Bring together all lines of the material below that contain the string "name".

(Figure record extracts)
- - -

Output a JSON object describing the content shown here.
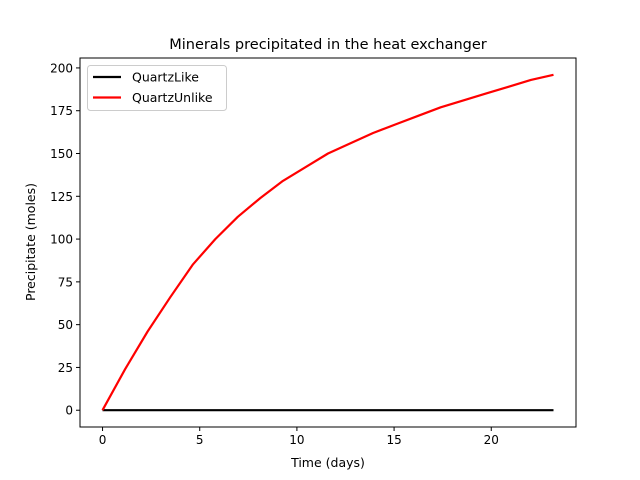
{
  "chart_data": {
    "type": "line",
    "title": "Minerals precipitated in the heat exchanger",
    "xlabel": "Time (days)",
    "ylabel": "Precipitate (moles)",
    "xlim": [
      -1.16,
      24.36
    ],
    "ylim": [
      -9.8,
      205.8
    ],
    "xticks": [
      0,
      5,
      10,
      15,
      20
    ],
    "yticks": [
      0,
      25,
      50,
      75,
      100,
      125,
      150,
      175,
      200
    ],
    "grid": false,
    "legend_position": "top-left",
    "x": [
      0,
      1.16,
      2.32,
      3.48,
      4.64,
      5.8,
      6.96,
      8.12,
      9.28,
      10.44,
      11.6,
      12.76,
      13.92,
      15.08,
      16.24,
      17.4,
      18.56,
      19.72,
      20.88,
      22.04,
      23.2
    ],
    "series": [
      {
        "name": "QuartzLike",
        "color": "#000000",
        "values": [
          0,
          0,
          0,
          0,
          0,
          0,
          0,
          0,
          0,
          0,
          0,
          0,
          0,
          0,
          0,
          0,
          0,
          0,
          0,
          0,
          0
        ]
      },
      {
        "name": "QuartzUnlike",
        "color": "#ff0000",
        "values": [
          0,
          24,
          46,
          66,
          85,
          100,
          113,
          124,
          134,
          142,
          150,
          156,
          162,
          167,
          172,
          177,
          181,
          185,
          189,
          193,
          196
        ]
      }
    ]
  }
}
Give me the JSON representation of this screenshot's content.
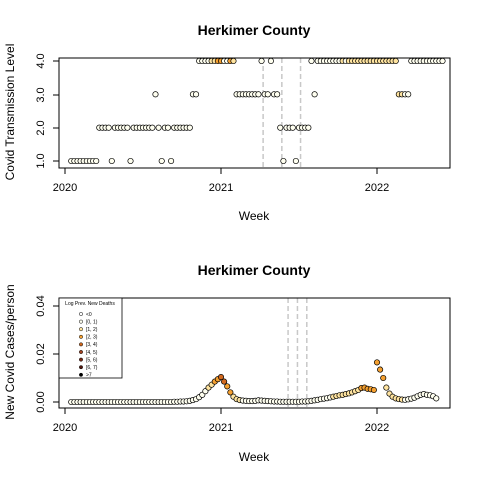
{
  "chart_data": [
    {
      "type": "scatter",
      "title": "Herkimer County",
      "xlabel": "Week",
      "ylabel": "Covid Transmission Level",
      "x_ticks": [
        "2020",
        "2021",
        "2022"
      ],
      "y_ticks": [
        "1.0",
        "2.0",
        "3.0",
        "4.0"
      ],
      "xlim": [
        2020.0,
        2022.5
      ],
      "ylim": [
        0.9,
        4.1
      ],
      "vlines": [
        2021.27,
        2021.39,
        2021.51
      ],
      "colors": {
        "point_low": "#fffff0",
        "point_mid": "#ffe4a0",
        "point_high": "#f5a030",
        "vline": "#c8c8c8"
      },
      "points": [
        [
          2020.04,
          1,
          0
        ],
        [
          2020.06,
          1,
          0
        ],
        [
          2020.08,
          1,
          0
        ],
        [
          2020.1,
          1,
          0
        ],
        [
          2020.12,
          1,
          0
        ],
        [
          2020.14,
          1,
          0
        ],
        [
          2020.16,
          1,
          0
        ],
        [
          2020.18,
          1,
          0
        ],
        [
          2020.2,
          1,
          0
        ],
        [
          2020.22,
          2,
          0
        ],
        [
          2020.24,
          2,
          0
        ],
        [
          2020.26,
          2,
          0
        ],
        [
          2020.28,
          2,
          0
        ],
        [
          2020.3,
          1,
          0
        ],
        [
          2020.32,
          2,
          0
        ],
        [
          2020.34,
          2,
          0
        ],
        [
          2020.36,
          2,
          0
        ],
        [
          2020.38,
          2,
          0
        ],
        [
          2020.4,
          2,
          0
        ],
        [
          2020.42,
          1,
          0
        ],
        [
          2020.44,
          2,
          0
        ],
        [
          2020.46,
          2,
          0
        ],
        [
          2020.48,
          2,
          0
        ],
        [
          2020.5,
          2,
          0
        ],
        [
          2020.52,
          2,
          0
        ],
        [
          2020.54,
          2,
          0
        ],
        [
          2020.56,
          2,
          0
        ],
        [
          2020.58,
          3,
          0
        ],
        [
          2020.6,
          2,
          0
        ],
        [
          2020.62,
          1,
          0
        ],
        [
          2020.64,
          2,
          0
        ],
        [
          2020.66,
          2,
          0
        ],
        [
          2020.68,
          1,
          0
        ],
        [
          2020.7,
          2,
          0
        ],
        [
          2020.72,
          2,
          0
        ],
        [
          2020.74,
          2,
          0
        ],
        [
          2020.76,
          2,
          0
        ],
        [
          2020.78,
          2,
          0
        ],
        [
          2020.8,
          2,
          0
        ],
        [
          2020.82,
          3,
          0
        ],
        [
          2020.84,
          3,
          0
        ],
        [
          2020.86,
          4,
          0
        ],
        [
          2020.88,
          4,
          0
        ],
        [
          2020.9,
          4,
          0
        ],
        [
          2020.92,
          4,
          0
        ],
        [
          2020.94,
          4,
          1
        ],
        [
          2020.96,
          4,
          1
        ],
        [
          2020.98,
          4,
          2
        ],
        [
          2021.0,
          4,
          2
        ],
        [
          2021.02,
          4,
          3
        ],
        [
          2021.04,
          4,
          3
        ],
        [
          2021.06,
          4,
          2
        ],
        [
          2021.08,
          4,
          1
        ],
        [
          2021.1,
          3,
          0
        ],
        [
          2021.12,
          3,
          0
        ],
        [
          2021.14,
          3,
          0
        ],
        [
          2021.16,
          3,
          0
        ],
        [
          2021.18,
          3,
          0
        ],
        [
          2021.2,
          3,
          0
        ],
        [
          2021.22,
          3,
          0
        ],
        [
          2021.24,
          3,
          0
        ],
        [
          2021.26,
          4,
          0
        ],
        [
          2021.28,
          3,
          0
        ],
        [
          2021.3,
          3,
          0
        ],
        [
          2021.32,
          4,
          0
        ],
        [
          2021.34,
          3,
          0
        ],
        [
          2021.36,
          3,
          0
        ],
        [
          2021.38,
          2,
          0
        ],
        [
          2021.4,
          1,
          0
        ],
        [
          2021.42,
          2,
          0
        ],
        [
          2021.44,
          2,
          0
        ],
        [
          2021.46,
          2,
          0
        ],
        [
          2021.48,
          1,
          0
        ],
        [
          2021.5,
          2,
          0
        ],
        [
          2021.52,
          2,
          0
        ],
        [
          2021.54,
          2,
          0
        ],
        [
          2021.56,
          2,
          0
        ],
        [
          2021.58,
          4,
          0
        ],
        [
          2021.6,
          3,
          0
        ],
        [
          2021.62,
          4,
          0
        ],
        [
          2021.64,
          4,
          0
        ],
        [
          2021.66,
          4,
          0
        ],
        [
          2021.68,
          4,
          0
        ],
        [
          2021.7,
          4,
          0
        ],
        [
          2021.72,
          4,
          0
        ],
        [
          2021.74,
          4,
          0
        ],
        [
          2021.76,
          4,
          0
        ],
        [
          2021.78,
          4,
          1
        ],
        [
          2021.8,
          4,
          0
        ],
        [
          2021.82,
          4,
          1
        ],
        [
          2021.84,
          4,
          1
        ],
        [
          2021.86,
          4,
          1
        ],
        [
          2021.88,
          4,
          1
        ],
        [
          2021.9,
          4,
          1
        ],
        [
          2021.92,
          4,
          1
        ],
        [
          2021.94,
          4,
          1
        ],
        [
          2021.96,
          4,
          1
        ],
        [
          2021.98,
          4,
          1
        ],
        [
          2022.0,
          4,
          1
        ],
        [
          2022.02,
          4,
          1
        ],
        [
          2022.04,
          4,
          1
        ],
        [
          2022.06,
          4,
          1
        ],
        [
          2022.08,
          4,
          1
        ],
        [
          2022.1,
          4,
          1
        ],
        [
          2022.12,
          4,
          1
        ],
        [
          2022.14,
          3,
          1
        ],
        [
          2022.16,
          3,
          1
        ],
        [
          2022.18,
          3,
          0
        ],
        [
          2022.2,
          3,
          0
        ],
        [
          2022.22,
          4,
          0
        ],
        [
          2022.24,
          4,
          0
        ],
        [
          2022.26,
          4,
          0
        ],
        [
          2022.28,
          4,
          0
        ],
        [
          2022.3,
          4,
          0
        ],
        [
          2022.32,
          4,
          0
        ],
        [
          2022.34,
          4,
          0
        ],
        [
          2022.36,
          4,
          0
        ],
        [
          2022.38,
          4,
          0
        ],
        [
          2022.4,
          4,
          0
        ],
        [
          2022.42,
          4,
          0
        ]
      ]
    },
    {
      "type": "scatter",
      "title": "Herkimer County",
      "xlabel": "Week",
      "ylabel": "New Covid Cases/person",
      "x_ticks": [
        "2020",
        "2021",
        "2022"
      ],
      "y_ticks": [
        "0.00",
        "0.02",
        "0.04"
      ],
      "xlim": [
        2020.0,
        2022.5
      ],
      "ylim": [
        -0.001,
        0.044
      ],
      "vlines": [
        2021.43,
        2021.49,
        2021.55
      ],
      "legend": {
        "position": "top-left",
        "title": "Log Prev. New Deaths",
        "entries": [
          "<0",
          "[0, 1)",
          "[1, 2)",
          "[2, 3)",
          "[3, 4)",
          "[4, 5)",
          "[5, 6)",
          "[6, 7)",
          ">7"
        ],
        "fills": [
          "#ffffff",
          "#fffff0",
          "#ffe4a0",
          "#f5a030",
          "#d2691e",
          "#a0401e",
          "#782814",
          "#50140a",
          "#000000"
        ]
      },
      "points": [
        [
          2020.04,
          0,
          0
        ],
        [
          2020.06,
          0,
          0
        ],
        [
          2020.08,
          0,
          0
        ],
        [
          2020.1,
          0,
          0
        ],
        [
          2020.12,
          0,
          0
        ],
        [
          2020.14,
          0,
          0
        ],
        [
          2020.16,
          0,
          0
        ],
        [
          2020.18,
          0,
          0
        ],
        [
          2020.2,
          0,
          0
        ],
        [
          2020.22,
          0,
          0
        ],
        [
          2020.24,
          0,
          0
        ],
        [
          2020.26,
          0,
          0
        ],
        [
          2020.28,
          0,
          0
        ],
        [
          2020.3,
          0,
          0
        ],
        [
          2020.32,
          0,
          0
        ],
        [
          2020.34,
          0,
          0
        ],
        [
          2020.36,
          0,
          0
        ],
        [
          2020.38,
          0,
          0
        ],
        [
          2020.4,
          0,
          0
        ],
        [
          2020.42,
          0,
          0
        ],
        [
          2020.44,
          0,
          0
        ],
        [
          2020.46,
          0,
          0
        ],
        [
          2020.48,
          0,
          0
        ],
        [
          2020.5,
          0,
          0
        ],
        [
          2020.52,
          0,
          0
        ],
        [
          2020.54,
          0,
          0
        ],
        [
          2020.56,
          0,
          0
        ],
        [
          2020.58,
          0,
          0
        ],
        [
          2020.6,
          0,
          0
        ],
        [
          2020.62,
          0,
          0
        ],
        [
          2020.64,
          0,
          0
        ],
        [
          2020.66,
          0,
          0
        ],
        [
          2020.68,
          0,
          0
        ],
        [
          2020.7,
          0.0001,
          0
        ],
        [
          2020.72,
          0.0001,
          0
        ],
        [
          2020.74,
          0.0002,
          0
        ],
        [
          2020.76,
          0.0002,
          0
        ],
        [
          2020.78,
          0.0003,
          0
        ],
        [
          2020.8,
          0.0005,
          0
        ],
        [
          2020.82,
          0.0008,
          0
        ],
        [
          2020.84,
          0.0012,
          0
        ],
        [
          2020.86,
          0.002,
          0
        ],
        [
          2020.88,
          0.003,
          0
        ],
        [
          2020.9,
          0.0045,
          0
        ],
        [
          2020.92,
          0.006,
          1
        ],
        [
          2020.94,
          0.0072,
          1
        ],
        [
          2020.96,
          0.0085,
          2
        ],
        [
          2020.98,
          0.0095,
          2
        ],
        [
          2021.0,
          0.0104,
          3
        ],
        [
          2021.02,
          0.0085,
          3
        ],
        [
          2021.04,
          0.0065,
          2
        ],
        [
          2021.06,
          0.004,
          2
        ],
        [
          2021.08,
          0.0022,
          1
        ],
        [
          2021.1,
          0.0012,
          1
        ],
        [
          2021.12,
          0.0008,
          1
        ],
        [
          2021.14,
          0.0006,
          0
        ],
        [
          2021.16,
          0.0005,
          0
        ],
        [
          2021.18,
          0.0004,
          0
        ],
        [
          2021.2,
          0.0004,
          0
        ],
        [
          2021.22,
          0.0005,
          0
        ],
        [
          2021.24,
          0.0007,
          0
        ],
        [
          2021.26,
          0.0006,
          0
        ],
        [
          2021.28,
          0.0005,
          0
        ],
        [
          2021.3,
          0.0004,
          0
        ],
        [
          2021.32,
          0.0003,
          0
        ],
        [
          2021.34,
          0.0002,
          0
        ],
        [
          2021.36,
          0.0002,
          0
        ],
        [
          2021.38,
          0.0001,
          0
        ],
        [
          2021.4,
          0.0001,
          0
        ],
        [
          2021.42,
          0.0001,
          0
        ],
        [
          2021.44,
          0.0001,
          0
        ],
        [
          2021.46,
          0.0001,
          0
        ],
        [
          2021.48,
          0.0001,
          0
        ],
        [
          2021.5,
          0.0001,
          0
        ],
        [
          2021.52,
          0.0002,
          0
        ],
        [
          2021.54,
          0.0002,
          0
        ],
        [
          2021.56,
          0.0003,
          0
        ],
        [
          2021.58,
          0.0005,
          0
        ],
        [
          2021.6,
          0.0007,
          0
        ],
        [
          2021.62,
          0.0009,
          0
        ],
        [
          2021.64,
          0.0012,
          0
        ],
        [
          2021.66,
          0.0014,
          0
        ],
        [
          2021.68,
          0.0016,
          0
        ],
        [
          2021.7,
          0.0019,
          0
        ],
        [
          2021.72,
          0.0022,
          1
        ],
        [
          2021.74,
          0.0025,
          1
        ],
        [
          2021.76,
          0.0028,
          1
        ],
        [
          2021.78,
          0.003,
          1
        ],
        [
          2021.8,
          0.0033,
          1
        ],
        [
          2021.82,
          0.0036,
          1
        ],
        [
          2021.84,
          0.004,
          1
        ],
        [
          2021.86,
          0.0045,
          1
        ],
        [
          2021.88,
          0.005,
          1
        ],
        [
          2021.9,
          0.0058,
          2
        ],
        [
          2021.92,
          0.006,
          2
        ],
        [
          2021.94,
          0.0055,
          2
        ],
        [
          2021.96,
          0.0053,
          2
        ],
        [
          2021.98,
          0.005,
          2
        ],
        [
          2022.0,
          0.0165,
          2
        ],
        [
          2022.02,
          0.0135,
          2
        ],
        [
          2022.04,
          0.01,
          2
        ],
        [
          2022.06,
          0.006,
          1
        ],
        [
          2022.08,
          0.0035,
          1
        ],
        [
          2022.1,
          0.0022,
          1
        ],
        [
          2022.12,
          0.0015,
          1
        ],
        [
          2022.14,
          0.0012,
          1
        ],
        [
          2022.16,
          0.001,
          1
        ],
        [
          2022.18,
          0.0009,
          0
        ],
        [
          2022.2,
          0.0011,
          0
        ],
        [
          2022.22,
          0.0014,
          0
        ],
        [
          2022.24,
          0.0018,
          0
        ],
        [
          2022.26,
          0.0024,
          0
        ],
        [
          2022.28,
          0.003,
          0
        ],
        [
          2022.3,
          0.0033,
          0
        ],
        [
          2022.32,
          0.003,
          0
        ],
        [
          2022.34,
          0.0028,
          0
        ],
        [
          2022.36,
          0.0024,
          0
        ],
        [
          2022.38,
          0.0015,
          0
        ]
      ]
    }
  ]
}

- - -

_SOLUTION_
        "name": "QuartzLike",
        "name": "QuartzUnlike",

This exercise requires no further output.